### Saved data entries

↓

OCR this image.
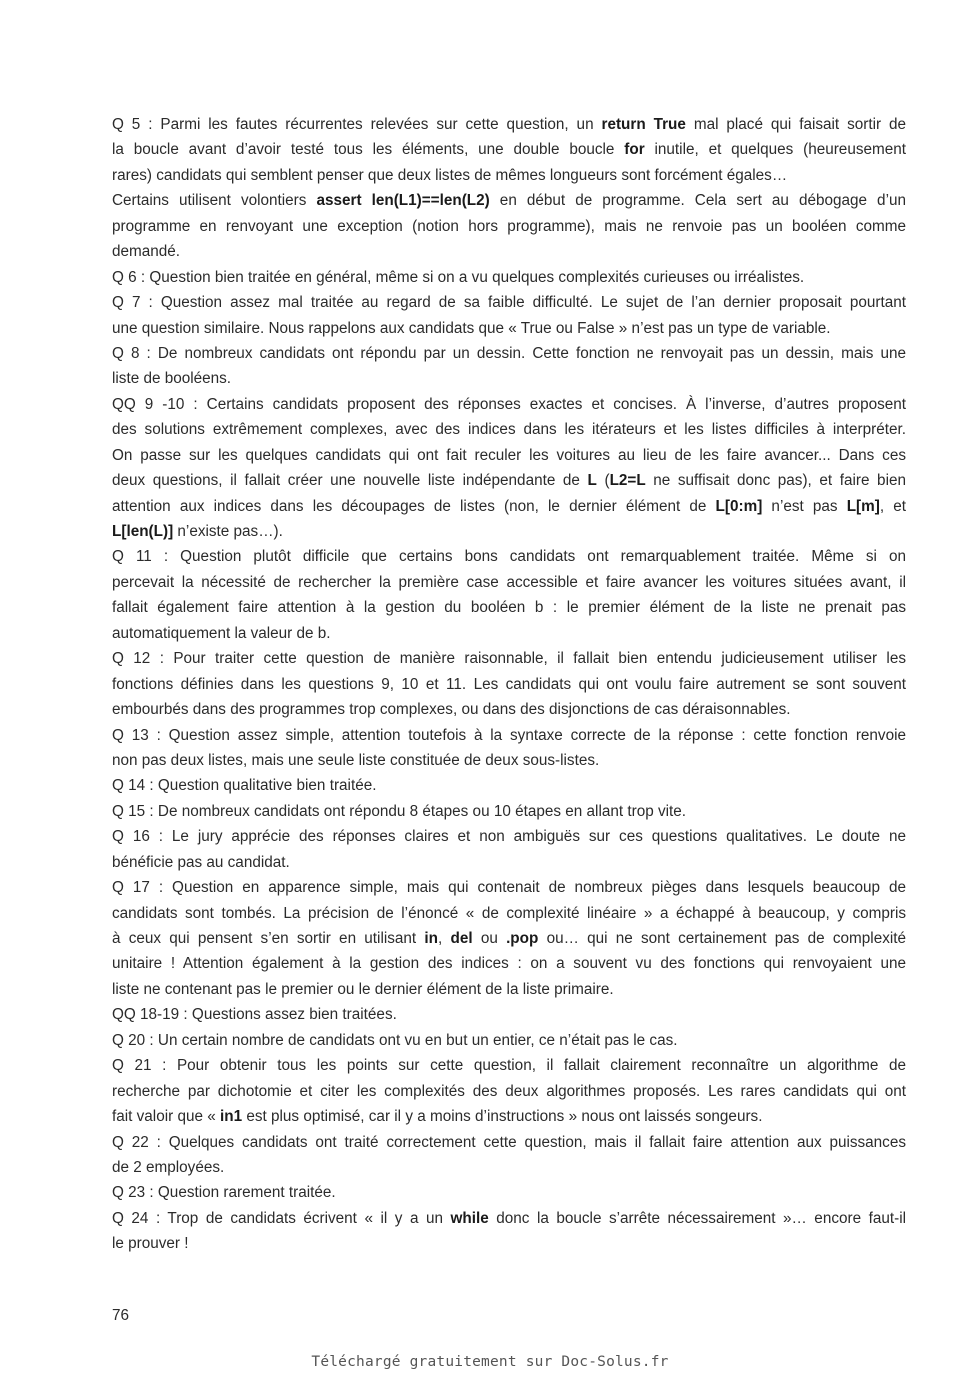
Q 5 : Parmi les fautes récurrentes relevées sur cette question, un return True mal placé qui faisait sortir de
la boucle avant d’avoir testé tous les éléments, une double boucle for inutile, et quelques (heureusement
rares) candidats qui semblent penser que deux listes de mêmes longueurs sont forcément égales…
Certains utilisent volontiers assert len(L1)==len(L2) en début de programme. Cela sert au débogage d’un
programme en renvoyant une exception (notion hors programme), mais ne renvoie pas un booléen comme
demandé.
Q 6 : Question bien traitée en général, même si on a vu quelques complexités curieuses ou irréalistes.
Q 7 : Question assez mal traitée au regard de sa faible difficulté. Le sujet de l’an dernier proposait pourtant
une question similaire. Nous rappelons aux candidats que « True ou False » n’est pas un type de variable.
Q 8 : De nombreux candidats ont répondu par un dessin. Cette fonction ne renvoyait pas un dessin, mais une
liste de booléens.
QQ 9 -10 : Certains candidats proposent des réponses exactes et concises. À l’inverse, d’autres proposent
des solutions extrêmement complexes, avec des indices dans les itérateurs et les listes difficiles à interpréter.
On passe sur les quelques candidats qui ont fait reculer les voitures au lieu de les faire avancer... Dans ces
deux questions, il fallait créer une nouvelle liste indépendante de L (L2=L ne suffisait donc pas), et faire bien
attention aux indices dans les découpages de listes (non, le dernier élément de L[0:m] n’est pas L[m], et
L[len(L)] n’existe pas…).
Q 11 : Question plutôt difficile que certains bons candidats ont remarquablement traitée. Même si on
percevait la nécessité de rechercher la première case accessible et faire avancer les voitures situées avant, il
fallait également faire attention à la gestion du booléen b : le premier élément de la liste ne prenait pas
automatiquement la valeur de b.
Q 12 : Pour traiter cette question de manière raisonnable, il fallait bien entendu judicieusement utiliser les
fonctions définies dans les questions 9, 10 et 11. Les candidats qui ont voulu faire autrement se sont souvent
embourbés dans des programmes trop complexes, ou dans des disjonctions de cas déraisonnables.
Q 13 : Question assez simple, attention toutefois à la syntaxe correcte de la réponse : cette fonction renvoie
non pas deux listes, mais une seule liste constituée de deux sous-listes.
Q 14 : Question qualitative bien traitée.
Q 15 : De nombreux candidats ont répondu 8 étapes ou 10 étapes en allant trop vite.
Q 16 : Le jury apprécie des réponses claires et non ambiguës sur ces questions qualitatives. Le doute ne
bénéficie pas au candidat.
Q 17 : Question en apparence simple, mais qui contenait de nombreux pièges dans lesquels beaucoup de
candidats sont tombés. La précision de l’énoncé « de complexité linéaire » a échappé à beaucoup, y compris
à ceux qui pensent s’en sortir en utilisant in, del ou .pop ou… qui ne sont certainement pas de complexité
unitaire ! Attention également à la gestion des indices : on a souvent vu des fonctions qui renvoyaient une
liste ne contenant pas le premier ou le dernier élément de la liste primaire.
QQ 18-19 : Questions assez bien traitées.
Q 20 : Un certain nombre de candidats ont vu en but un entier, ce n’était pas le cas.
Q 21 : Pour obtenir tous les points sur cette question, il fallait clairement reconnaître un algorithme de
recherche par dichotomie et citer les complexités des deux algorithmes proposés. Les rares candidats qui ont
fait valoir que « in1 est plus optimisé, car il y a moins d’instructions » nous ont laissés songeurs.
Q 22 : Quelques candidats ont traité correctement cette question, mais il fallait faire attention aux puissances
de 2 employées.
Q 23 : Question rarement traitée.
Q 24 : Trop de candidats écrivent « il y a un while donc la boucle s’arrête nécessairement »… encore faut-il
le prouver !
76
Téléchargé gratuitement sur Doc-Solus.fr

↑
↓

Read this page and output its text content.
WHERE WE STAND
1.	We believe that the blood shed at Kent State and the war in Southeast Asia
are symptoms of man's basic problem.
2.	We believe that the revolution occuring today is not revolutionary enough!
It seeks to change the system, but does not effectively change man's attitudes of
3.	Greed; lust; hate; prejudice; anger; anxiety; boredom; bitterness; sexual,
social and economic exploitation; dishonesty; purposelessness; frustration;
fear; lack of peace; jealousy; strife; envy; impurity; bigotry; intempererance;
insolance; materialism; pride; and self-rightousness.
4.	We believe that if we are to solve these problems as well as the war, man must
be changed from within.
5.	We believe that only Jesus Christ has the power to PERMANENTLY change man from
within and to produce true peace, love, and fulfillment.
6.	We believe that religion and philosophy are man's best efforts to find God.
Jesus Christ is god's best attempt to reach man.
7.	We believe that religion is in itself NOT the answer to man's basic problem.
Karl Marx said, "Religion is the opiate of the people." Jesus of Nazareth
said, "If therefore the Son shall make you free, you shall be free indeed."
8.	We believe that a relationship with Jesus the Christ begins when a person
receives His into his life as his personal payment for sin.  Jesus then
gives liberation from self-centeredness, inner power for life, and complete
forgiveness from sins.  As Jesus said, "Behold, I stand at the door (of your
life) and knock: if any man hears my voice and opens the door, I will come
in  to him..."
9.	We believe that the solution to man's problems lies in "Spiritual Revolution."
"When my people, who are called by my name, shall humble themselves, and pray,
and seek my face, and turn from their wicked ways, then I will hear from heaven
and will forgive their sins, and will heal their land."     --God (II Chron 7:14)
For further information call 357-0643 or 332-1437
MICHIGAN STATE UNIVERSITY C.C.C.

↑

Select every line where the word "life" occurs.

receives His into his life as his personal payment for sin.  Jesus then
gives liberation from self-centeredness, inner power for life, and complete
life) and knock: if any man hears my voice and opens the door, I will come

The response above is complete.